>> Begin Data excerpts
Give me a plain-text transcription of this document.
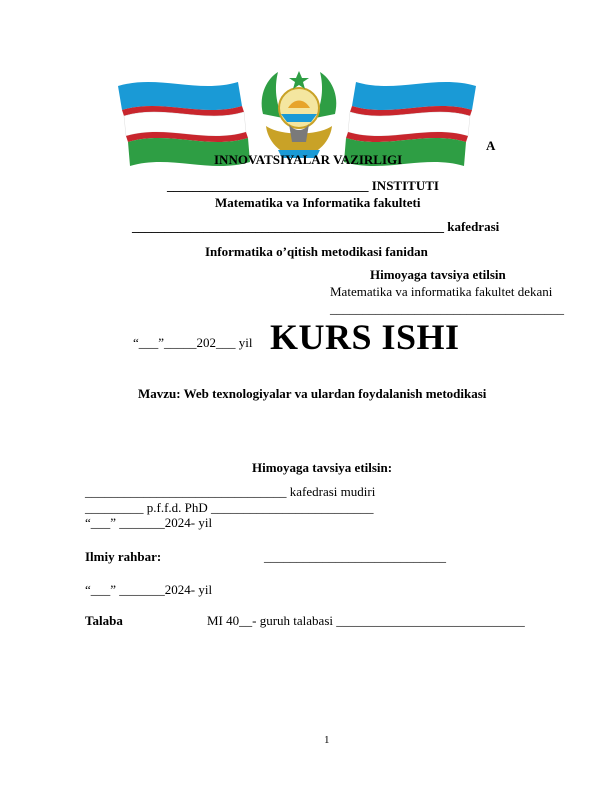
A
INNOVATSIYALAR VAZIRLIGI
_______________________________ INSTITUTI
Matematika va Informatika fakulteti
________________________________________________ kafedrasi
Informatika o’qitish metodikasi fanidan
Himoyaga tavsiya etilsin
Matematika va informatika fakultet dekani
____________________________________
“___”_____202___ yil KURS ISHI
Mavzu: Web texnologiyalar va ulardan foydalanish metodikasi
Himoyaga tavsiya etilsin:
_______________________________ kafedrasi mudiri
_________ p.f.f.d. PhD _________________________
“___” _______2024- yil
Ilmiy rahbar:	____________________________
“___” _______2024- yil
Talaba	MI 40__- guruh talabasi _____________________________
1
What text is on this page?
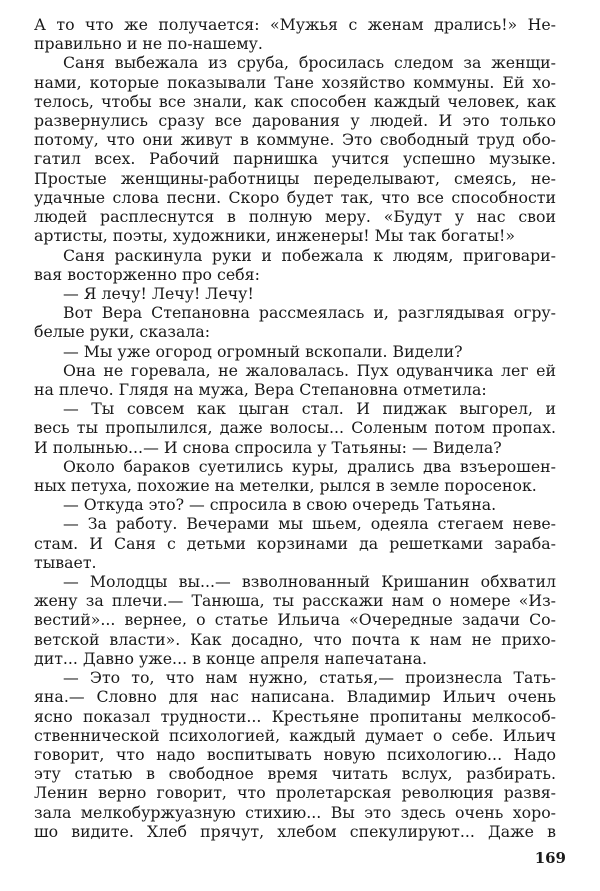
А то что же получается: «Мужья с женам дрались!» Не-
правильно и не по-нашему.
Саня выбежала из сруба, бросилась следом за женщи-
нами, которые показывали Тане хозяйство коммуны. Ей хо-
телось, чтобы все знали, как способен каждый человек, как
развернулись сразу все дарования у людей. И это только
потому, что они живут в коммуне. Это свободный труд обо-
гатил всех. Рабочий парнишка учится успешно музыке.
Простые женщины-работницы переделывают, смеясь, не-
удачные слова песни. Скоро будет так, что все способности
людей расплеснутся в полную меру. «Будут у нас свои
артисты, поэты, художники, инженеры! Мы так богаты!»
Саня раскинула руки и побежала к людям, приговари-
вая восторженно про себя:
— Я лечу! Лечу! Лечу!
Вот Вера Степановна рассмеялась и, разглядывая огру-
белые руки, сказала:
— Мы уже огород огромный вскопали. Видели?
Она не горевала, не жаловалась. Пух одуванчика лег ей
на плечо. Глядя на мужа, Вера Степановна отметила:
— Ты совсем как цыган стал. И пиджак выгорел, и
весь ты пропылился, даже волосы... Соленым потом пропах.
И полынью...— И снова спросила у Татьяны: — Видела?
Около бараков суетились куры, дрались два взъерошен-
ных петуха, похожие на метелки, рылся в земле поросенок.
— Откуда это? — спросила в свою очередь Татьяна.
— За работу. Вечерами мы шьем, одеяла стегаем неве-
стам. И Саня с детьми корзинами да решетками зараба-
тывает.
— Молодцы вы...— взволнованный Кришанин обхватил
жену за плечи.— Танюша, ты расскажи нам о номере «Из-
вестий»... вернее, о статье Ильича «Очередные задачи Со-
ветской власти». Как досадно, что почта к нам не прихо-
дит... Давно уже... в конце апреля напечатана.
— Это то, что нам нужно, статья,— произнесла Тать-
яна.— Словно для нас написана. Владимир Ильич очень
ясно показал трудности... Крестьяне пропитаны мелкособ-
ственнической психологией, каждый думает о себе. Ильич
говорит, что надо воспитывать новую психологию... Надо
эту статью в свободное время читать вслух, разбирать.
Ленин верно говорит, что пролетарская революция развя-
зала мелкобуржуазную стихию... Вы это здесь очень хоро-
шо видите. Хлеб прячут, хлебом спекулируют... Даже в
169
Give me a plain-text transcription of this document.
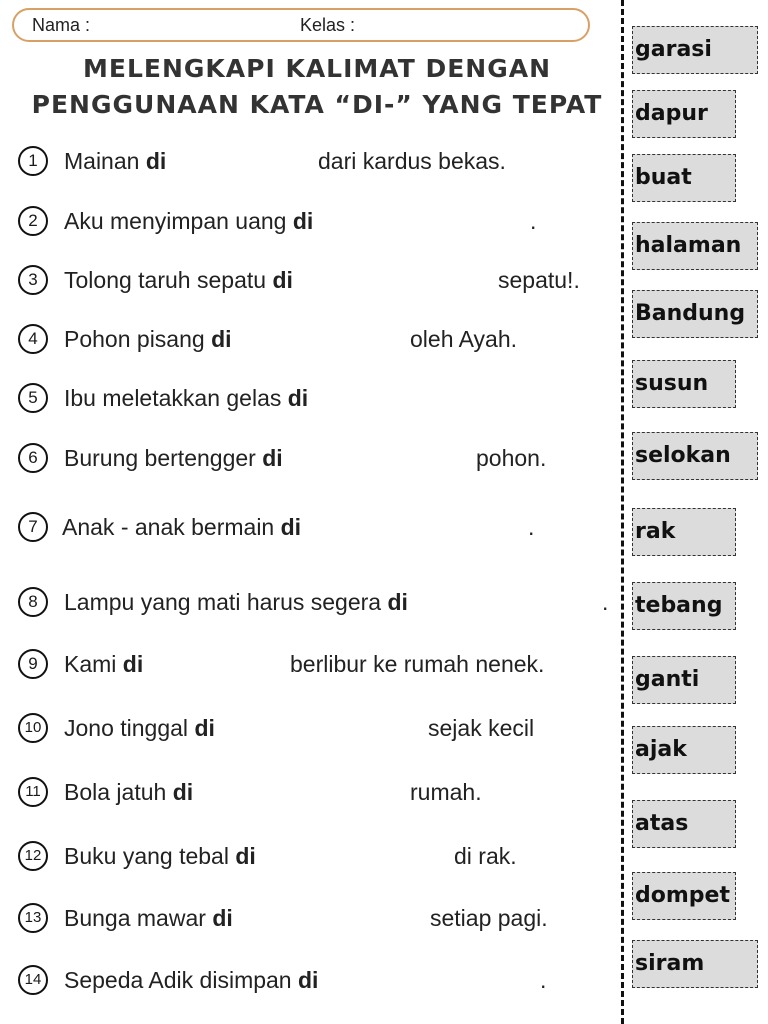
Nama :	Kelas :
MELENGKAPI KALIMAT DENGAN
PENGGUNAAN KATA “DI-” YANG TEPAT
1	Mainan di	dari kardus bekas.
2	Aku menyimpan uang di	.
3	Tolong taruh sepatu di	sepatu!.
4	Pohon pisang di	oleh Ayah.
5	Ibu meletakkan gelas di
6	Burung bertengger di	pohon.
7	Anak - anak bermain di	.
8	Lampu yang mati harus segera di	.
9	Kami di	berlibur ke rumah nenek.
10 Jono tinggal di	sejak kecil
11	Bola jatuh di	rumah.
12 Buku yang tebal di	di rak.
13 Bunga mawar di	setiap pagi.
14 Sepeda Adik disimpan di	.
garasi
dapur
buat
halaman
Bandung
susun
selokan
rak
tebang
ganti
ajak
atas
dompet
siram
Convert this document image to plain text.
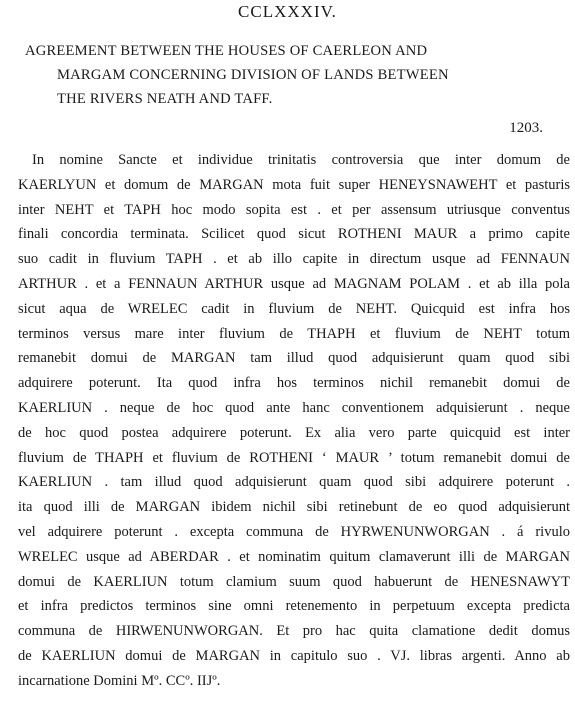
CCLXXXIV.
AGREEMENT BETWEEN THE HOUSES OF CAERLEON AND
MARGAM CONCERNING DIVISION OF LANDS BETWEEN
THE RIVERS NEATH AND TAFF.
1203.
In nomine Sancte et individue trinitatis controversia que inter domum de
KAERLYUN et domum de MARGAN mota fuit super HENEYSNAWEHT et pasturis
inter NEHT et TAPH hoc modo sopita est . et per assensum utriusque conventus
finali concordia terminata. Scilicet quod sicut ROTHENI MAUR a primo capite
suo cadit in fluvium TAPH . et ab illo capite in directum usque ad FENNAUN
ARTHUR . et a FENNAUN ARTHUR usque ad MAGNAM POLAM . et ab illa pola
sicut aqua de WRELEC cadit in fluvium de NEHT. Quicquid est infra hos
terminos versus mare inter fluvium de THAPH et fluvium de NEHT totum
remanebit domui de MARGAN tam illud quod adquisierunt quam quod sibi
adquirere poterunt. Ita quod infra hos terminos nichil remanebit domui de
KAERLIUN . neque de hoc quod ante hanc conventionem adquisierunt . neque
de hoc quod postea adquirere poterunt. Ex alia vero parte quicquid est inter
fluvium de THAPH et fluvium de ROTHENI ‘ MAUR ’ totum remanebit domui de
KAERLIUN . tam illud quod adquisierunt quam quod sibi adquirere poterunt .
ita quod illi de MARGAN ibidem nichil sibi retinebunt de eo quod adquisierunt
vel adquirere poterunt . excepta communa de HYRWENUNWORGAN . á rivulo
WRELEC usque ad ABERDAR . et nominatim quitum clamaverunt illi de MARGAN
domui de KAERLIUN totum clamium suum quod habuerunt de HENESNAWYT
et infra predictos terminos sine omni retenemento in perpetuum excepta predicta
communa de HIRWENUNWORGAN. Et pro hac quita clamatione dedit domus
de KAERLIUN domui de MARGAN in capitulo suo . VJ. libras argenti. Anno ab
incarnatione Domini Mº. CCº. IIJº.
>> End Data excerpts
§ **What is needed**:
Quote every line of the records above exactly; no picture is to be copied.

§ **Complete response**:
Give me a plain-text transcription of this document.
A
INNOVATSIYALAR VAZIRLIGI
_______________________________ INSTITUTI
Matematika va Informatika fakulteti
________________________________________________ kafedrasi
Informatika o’qitish metodikasi fanidan
Himoyaga tavsiya etilsin
Matematika va informatika fakultet dekani
____________________________________
“___”_____202___ yil KURS ISHI
Mavzu: Web texnologiyalar va ulardan foydalanish metodikasi
Himoyaga tavsiya etilsin:
_______________________________ kafedrasi mudiri
_________ p.f.f.d. PhD _________________________
“___” _______2024- yil
Ilmiy rahbar:	____________________________
“___” _______2024- yil
Talaba	MI 40__- guruh talabasi _____________________________
1
What text is on this page?
А то что же получается: «Мужья с женам дрались!» Не-
правильно и не по-нашему.
Саня выбежала из сруба, бросилась следом за женщи-
нами, которые показывали Тане хозяйство коммуны. Ей хо-
телось, чтобы все знали, как способен каждый человек, как
развернулись сразу все дарования у людей. И это только
потому, что они живут в коммуне. Это свободный труд обо-
гатил всех. Рабочий парнишка учится успешно музыке.
Простые женщины-работницы переделывают, смеясь, не-
удачные слова песни. Скоро будет так, что все способности
людей расплеснутся в полную меру. «Будут у нас свои
артисты, поэты, художники, инженеры! Мы так богаты!»
Саня раскинула руки и побежала к людям, приговари-
вая восторженно про себя:
— Я лечу! Лечу! Лечу!
Вот Вера Степановна рассмеялась и, разглядывая огру-
белые руки, сказала:
— Мы уже огород огромный вскопали. Видели?
Она не горевала, не жаловалась. Пух одуванчика лег ей
на плечо. Глядя на мужа, Вера Степановна отметила:
— Ты совсем как цыган стал. И пиджак выгорел, и
весь ты пропылился, даже волосы... Соленым потом пропах.
И полынью...— И снова спросила у Татьяны: — Видела?
Около бараков суетились куры, дрались два взъерошен-
ных петуха, похожие на метелки, рылся в земле поросенок.
— Откуда это? — спросила в свою очередь Татьяна.
— За работу. Вечерами мы шьем, одеяла стегаем неве-
стам. И Саня с детьми корзинами да решетками зараба-
тывает.
— Молодцы вы...— взволнованный Кришанин обхватил
жену за плечи.— Танюша, ты расскажи нам о номере «Из-
вестий»... вернее, о статье Ильича «Очередные задачи Со-
ветской власти». Как досадно, что почта к нам не прихо-
дит... Давно уже... в конце апреля напечатана.
— Это то, что нам нужно, статья,— произнесла Тать-
яна.— Словно для нас написана. Владимир Ильич очень
ясно показал трудности... Крестьяне пропитаны мелкособ-
ственнической психологией, каждый думает о себе. Ильич
говорит, что надо воспитывать новую психологию... Надо
эту статью в свободное время читать вслух, разбирать.
Ленин верно говорит, что пролетарская революция развя-
зала мелкобуржуазную стихию... Вы это здесь очень хоро-
шо видите. Хлеб прячут, хлебом спекулируют... Даже в
169
Give me a plain-text transcription of this document.
Nama :	Kelas :
MELENGKAPI KALIMAT DENGAN
PENGGUNAAN KATA “DI-” YANG TEPAT
1	Mainan di	dari kardus bekas.
2	Aku menyimpan uang di	.
3	Tolong taruh sepatu di	sepatu!.
4	Pohon pisang di	oleh Ayah.
5	Ibu meletakkan gelas di
6	Burung bertengger di	pohon.
7	Anak - anak bermain di	.
8	Lampu yang mati harus segera di	.
9	Kami di	berlibur ke rumah nenek.
10 Jono tinggal di	sejak kecil
11	Bola jatuh di	rumah.
12 Buku yang tebal di	di rak.
13 Bunga mawar di	setiap pagi.
14 Sepeda Adik disimpan di	.
garasi
dapur
buat
halaman
Bandung
susun
selokan
rak
tebang
ganti
ajak
atas
dompet
siram
Convert this document image to plain text.
CCLXXXIV.
AGREEMENT BETWEEN THE HOUSES OF CAERLEON AND
MARGAM CONCERNING DIVISION OF LANDS BETWEEN
THE RIVERS NEATH AND TAFF.
1203.
In nomine Sancte et individue trinitatis controversia que inter domum de
KAERLYUN et domum de MARGAN mota fuit super HENEYSNAWEHT et pasturis
inter NEHT et TAPH hoc modo sopita est . et per assensum utriusque conventus
finali concordia terminata. Scilicet quod sicut ROTHENI MAUR a primo capite
suo cadit in fluvium TAPH . et ab illo capite in directum usque ad FENNAUN
ARTHUR . et a FENNAUN ARTHUR usque ad MAGNAM POLAM . et ab illa pola
sicut aqua de WRELEC cadit in fluvium de NEHT. Quicquid est infra hos
terminos versus mare inter fluvium de THAPH et fluvium de NEHT totum
remanebit domui de MARGAN tam illud quod adquisierunt quam quod sibi
adquirere poterunt. Ita quod infra hos terminos nichil remanebit domui de
KAERLIUN . neque de hoc quod ante hanc conventionem adquisierunt . neque
de hoc quod postea adquirere poterunt. Ex alia vero parte quicquid est inter
fluvium de THAPH et fluvium de ROTHENI ‘ MAUR ’ totum remanebit domui de
KAERLIUN . tam illud quod adquisierunt quam quod sibi adquirere poterunt .
ita quod illi de MARGAN ibidem nichil sibi retinebunt de eo quod adquisierunt
vel adquirere poterunt . excepta communa de HYRWENUNWORGAN . á rivulo
WRELEC usque ad ABERDAR . et nominatim quitum clamaverunt illi de MARGAN
domui de KAERLIUN totum clamium suum quod habuerunt de HENESNAWYT
et infra predictos terminos sine omni retenemento in perpetuum excepta predicta
communa de HIRWENUNWORGAN. Et pro hac quita clamatione dedit domus
de KAERLIUN domui de MARGAN in capitulo suo . VJ. libras argenti. Anno ab
incarnatione Domini Mº. CCº. IIJº.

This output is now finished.